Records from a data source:

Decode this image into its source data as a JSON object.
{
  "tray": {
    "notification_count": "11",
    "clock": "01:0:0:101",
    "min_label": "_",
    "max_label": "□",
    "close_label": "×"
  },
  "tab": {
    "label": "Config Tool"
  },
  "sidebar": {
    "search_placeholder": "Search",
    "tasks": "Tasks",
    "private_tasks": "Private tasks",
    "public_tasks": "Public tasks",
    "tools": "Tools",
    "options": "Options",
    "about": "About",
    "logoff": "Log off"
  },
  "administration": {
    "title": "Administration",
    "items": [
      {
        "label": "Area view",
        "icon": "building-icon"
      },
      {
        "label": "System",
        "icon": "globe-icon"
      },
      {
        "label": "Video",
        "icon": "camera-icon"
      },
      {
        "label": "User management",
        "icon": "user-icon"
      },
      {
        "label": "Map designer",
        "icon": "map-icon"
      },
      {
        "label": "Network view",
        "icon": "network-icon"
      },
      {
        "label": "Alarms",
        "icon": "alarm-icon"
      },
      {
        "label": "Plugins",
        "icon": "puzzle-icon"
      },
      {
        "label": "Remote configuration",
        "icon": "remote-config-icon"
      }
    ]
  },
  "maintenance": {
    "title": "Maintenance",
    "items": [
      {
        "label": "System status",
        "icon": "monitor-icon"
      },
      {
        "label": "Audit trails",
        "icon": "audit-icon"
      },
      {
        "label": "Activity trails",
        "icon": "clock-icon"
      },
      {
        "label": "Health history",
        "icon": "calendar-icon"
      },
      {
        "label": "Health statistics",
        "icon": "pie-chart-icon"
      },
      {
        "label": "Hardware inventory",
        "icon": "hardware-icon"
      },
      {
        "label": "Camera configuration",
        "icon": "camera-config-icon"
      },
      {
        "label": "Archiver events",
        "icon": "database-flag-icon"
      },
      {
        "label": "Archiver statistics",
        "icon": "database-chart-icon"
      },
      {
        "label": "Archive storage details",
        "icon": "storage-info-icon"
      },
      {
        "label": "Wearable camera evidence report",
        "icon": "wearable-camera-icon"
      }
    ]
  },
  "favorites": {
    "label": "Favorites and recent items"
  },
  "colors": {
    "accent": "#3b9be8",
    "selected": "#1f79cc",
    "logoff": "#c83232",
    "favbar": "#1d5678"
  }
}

PROBLEM TO SOLVE:
Send back all of the entries exactly, with nothing missing.

COMPLETE OUTPUT:
Decode this image into its source data as a JSON object.
{
  "tray": {
    "notification_count": "11",
    "clock": "01:0:0:101",
    "min_label": "_",
    "max_label": "□",
    "close_label": "×"
  },
  "tab": {
    "label": "Config Tool"
  },
  "sidebar": {
    "search_placeholder": "Search",
    "tasks": "Tasks",
    "private_tasks": "Private tasks",
    "public_tasks": "Public tasks",
    "tools": "Tools",
    "options": "Options",
    "about": "About",
    "logoff": "Log off"
  },
  "administration": {
    "title": "Administration",
    "items": [
      {
        "label": "Area view",
        "icon": "building-icon"
      },
      {
        "label": "System",
        "icon": "globe-icon"
      },
      {
        "label": "Video",
        "icon": "camera-icon"
      },
      {
        "label": "User management",
        "icon": "user-icon"
      },
      {
        "label": "Map designer",
        "icon": "map-icon"
      },
      {
        "label": "Network view",
        "icon": "network-icon"
      },
      {
        "label": "Alarms",
        "icon": "alarm-icon"
      },
      {
        "label": "Plugins",
        "icon": "puzzle-icon"
      },
      {
        "label": "Remote configuration",
        "icon": "remote-config-icon"
      }
    ]
  },
  "maintenance": {
    "title": "Maintenance",
    "items": [
      {
        "label": "System status",
        "icon": "monitor-icon"
      },
      {
        "label": "Audit trails",
        "icon": "audit-icon"
      },
      {
        "label": "Activity trails",
        "icon": "clock-icon"
      },
      {
        "label": "Health history",
        "icon": "calendar-icon"
      },
      {
        "label": "Health statistics",
        "icon": "pie-chart-icon"
      },
      {
        "label": "Hardware inventory",
        "icon": "hardware-icon"
      },
      {
        "label": "Camera configuration",
        "icon": "camera-config-icon"
      },
      {
        "label": "Archiver events",
        "icon": "database-flag-icon"
      },
      {
        "label": "Archiver statistics",
        "icon": "database-chart-icon"
      },
      {
        "label": "Archive storage details",
        "icon": "storage-info-icon"
      },
      {
        "label": "Wearable camera evidence report",
        "icon": "wearable-camera-icon"
      }
    ]
  },
  "favorites": {
    "label": "Favorites and recent items"
  },
  "colors": {
    "accent": "#3b9be8",
    "selected": "#1f79cc",
    "logoff": "#c83232",
    "favbar": "#1d5678"
  }
}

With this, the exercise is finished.